● **Data excerpts**
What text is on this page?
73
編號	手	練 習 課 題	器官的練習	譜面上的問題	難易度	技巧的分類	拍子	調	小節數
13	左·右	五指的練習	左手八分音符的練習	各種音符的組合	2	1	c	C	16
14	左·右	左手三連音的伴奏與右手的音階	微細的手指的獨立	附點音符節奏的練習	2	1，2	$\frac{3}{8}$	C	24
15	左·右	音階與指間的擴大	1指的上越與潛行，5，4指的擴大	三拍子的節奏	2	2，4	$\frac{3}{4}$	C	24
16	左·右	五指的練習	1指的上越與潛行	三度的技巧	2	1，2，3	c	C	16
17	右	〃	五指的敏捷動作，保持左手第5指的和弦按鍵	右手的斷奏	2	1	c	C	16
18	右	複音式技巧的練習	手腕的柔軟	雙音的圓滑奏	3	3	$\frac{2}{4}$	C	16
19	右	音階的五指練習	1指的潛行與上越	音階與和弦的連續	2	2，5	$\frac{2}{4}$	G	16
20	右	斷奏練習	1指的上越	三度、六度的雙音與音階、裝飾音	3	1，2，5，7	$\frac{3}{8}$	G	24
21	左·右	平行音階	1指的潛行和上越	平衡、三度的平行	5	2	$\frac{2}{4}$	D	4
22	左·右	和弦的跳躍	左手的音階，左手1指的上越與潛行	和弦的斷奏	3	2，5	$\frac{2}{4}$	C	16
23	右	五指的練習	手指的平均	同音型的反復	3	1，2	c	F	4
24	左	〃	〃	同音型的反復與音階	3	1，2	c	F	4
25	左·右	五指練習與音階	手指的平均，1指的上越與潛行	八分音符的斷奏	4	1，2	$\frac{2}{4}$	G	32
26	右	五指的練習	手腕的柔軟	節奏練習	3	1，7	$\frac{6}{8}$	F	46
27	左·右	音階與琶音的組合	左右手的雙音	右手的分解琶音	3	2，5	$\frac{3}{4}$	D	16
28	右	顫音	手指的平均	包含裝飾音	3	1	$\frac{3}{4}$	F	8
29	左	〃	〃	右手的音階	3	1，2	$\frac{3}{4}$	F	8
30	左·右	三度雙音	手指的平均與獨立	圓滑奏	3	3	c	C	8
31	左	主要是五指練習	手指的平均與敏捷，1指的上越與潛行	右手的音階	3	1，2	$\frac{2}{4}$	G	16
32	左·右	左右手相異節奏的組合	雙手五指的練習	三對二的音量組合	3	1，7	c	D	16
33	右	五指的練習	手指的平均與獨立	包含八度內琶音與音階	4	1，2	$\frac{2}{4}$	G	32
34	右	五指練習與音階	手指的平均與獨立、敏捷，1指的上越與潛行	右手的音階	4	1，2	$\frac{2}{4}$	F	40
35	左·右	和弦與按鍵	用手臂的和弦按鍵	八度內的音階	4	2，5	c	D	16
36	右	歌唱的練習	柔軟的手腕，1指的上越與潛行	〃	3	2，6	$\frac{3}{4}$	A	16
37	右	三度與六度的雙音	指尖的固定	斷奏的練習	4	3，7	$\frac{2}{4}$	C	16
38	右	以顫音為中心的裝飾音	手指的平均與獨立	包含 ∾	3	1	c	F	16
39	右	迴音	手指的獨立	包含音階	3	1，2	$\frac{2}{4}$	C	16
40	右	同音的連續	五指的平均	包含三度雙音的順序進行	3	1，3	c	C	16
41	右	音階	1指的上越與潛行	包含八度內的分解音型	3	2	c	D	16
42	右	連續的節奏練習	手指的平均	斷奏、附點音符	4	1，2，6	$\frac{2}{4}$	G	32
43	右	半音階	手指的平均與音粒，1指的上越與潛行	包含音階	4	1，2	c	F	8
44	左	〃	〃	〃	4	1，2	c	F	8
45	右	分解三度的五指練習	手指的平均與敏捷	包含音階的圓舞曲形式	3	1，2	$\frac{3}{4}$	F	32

● **The request**
Copy each record from above exactly, and include every line.

● **In response**
What text is on this page?
73
編號	手	練 習 課 題	器官的練習	譜面上的問題	難易度	技巧的分類	拍子	調	小節數
13	左·右	五指的練習	左手八分音符的練習	各種音符的組合	2	1	c	C	16
14	左·右	左手三連音的伴奏與右手的音階	微細的手指的獨立	附點音符節奏的練習	2	1，2	$\frac{3}{8}$	C	24
15	左·右	音階與指間的擴大	1指的上越與潛行，5，4指的擴大	三拍子的節奏	2	2，4	$\frac{3}{4}$	C	24
16	左·右	五指的練習	1指的上越與潛行	三度的技巧	2	1，2，3	c	C	16
17	右	〃	五指的敏捷動作，保持左手第5指的和弦按鍵	右手的斷奏	2	1	c	C	16
18	右	複音式技巧的練習	手腕的柔軟	雙音的圓滑奏	3	3	$\frac{2}{4}$	C	16
19	右	音階的五指練習	1指的潛行與上越	音階與和弦的連續	2	2，5	$\frac{2}{4}$	G	16
20	右	斷奏練習	1指的上越	三度、六度的雙音與音階、裝飾音	3	1，2，5，7	$\frac{3}{8}$	G	24
21	左·右	平行音階	1指的潛行和上越	平衡、三度的平行	5	2	$\frac{2}{4}$	D	4
22	左·右	和弦的跳躍	左手的音階，左手1指的上越與潛行	和弦的斷奏	3	2，5	$\frac{2}{4}$	C	16
23	右	五指的練習	手指的平均	同音型的反復	3	1，2	c	F	4
24	左	〃	〃	同音型的反復與音階	3	1，2	c	F	4
25	左·右	五指練習與音階	手指的平均，1指的上越與潛行	八分音符的斷奏	4	1，2	$\frac{2}{4}$	G	32
26	右	五指的練習	手腕的柔軟	節奏練習	3	1，7	$\frac{6}{8}$	F	46
27	左·右	音階與琶音的組合	左右手的雙音	右手的分解琶音	3	2，5	$\frac{3}{4}$	D	16
28	右	顫音	手指的平均	包含裝飾音	3	1	$\frac{3}{4}$	F	8
29	左	〃	〃	右手的音階	3	1，2	$\frac{3}{4}$	F	8
30	左·右	三度雙音	手指的平均與獨立	圓滑奏	3	3	c	C	8
31	左	主要是五指練習	手指的平均與敏捷，1指的上越與潛行	右手的音階	3	1，2	$\frac{2}{4}$	G	16
32	左·右	左右手相異節奏的組合	雙手五指的練習	三對二的音量組合	3	1，7	c	D	16
33	右	五指的練習	手指的平均與獨立	包含八度內琶音與音階	4	1，2	$\frac{2}{4}$	G	32
34	右	五指練習與音階	手指的平均與獨立、敏捷，1指的上越與潛行	右手的音階	4	1，2	$\frac{2}{4}$	F	40
35	左·右	和弦與按鍵	用手臂的和弦按鍵	八度內的音階	4	2，5	c	D	16
36	右	歌唱的練習	柔軟的手腕，1指的上越與潛行	〃	3	2，6	$\frac{3}{4}$	A	16
37	右	三度與六度的雙音	指尖的固定	斷奏的練習	4	3，7	$\frac{2}{4}$	C	16
38	右	以顫音為中心的裝飾音	手指的平均與獨立	包含 ∾	3	1	c	F	16
39	右	迴音	手指的獨立	包含音階	3	1，2	$\frac{2}{4}$	C	16
40	右	同音的連續	五指的平均	包含三度雙音的順序進行	3	1，3	c	C	16
41	右	音階	1指的上越與潛行	包含八度內的分解音型	3	2	c	D	16
42	右	連續的節奏練習	手指的平均	斷奏、附點音符	4	1，2，6	$\frac{2}{4}$	G	32
43	右	半音階	手指的平均與音粒，1指的上越與潛行	包含音階	4	1，2	c	F	8
44	左	〃	〃	〃	4	1，2	c	F	8
45	右	分解三度的五指練習	手指的平均與敏捷	包含音階的圓舞曲形式	3	1，2	$\frac{3}{4}$	F	32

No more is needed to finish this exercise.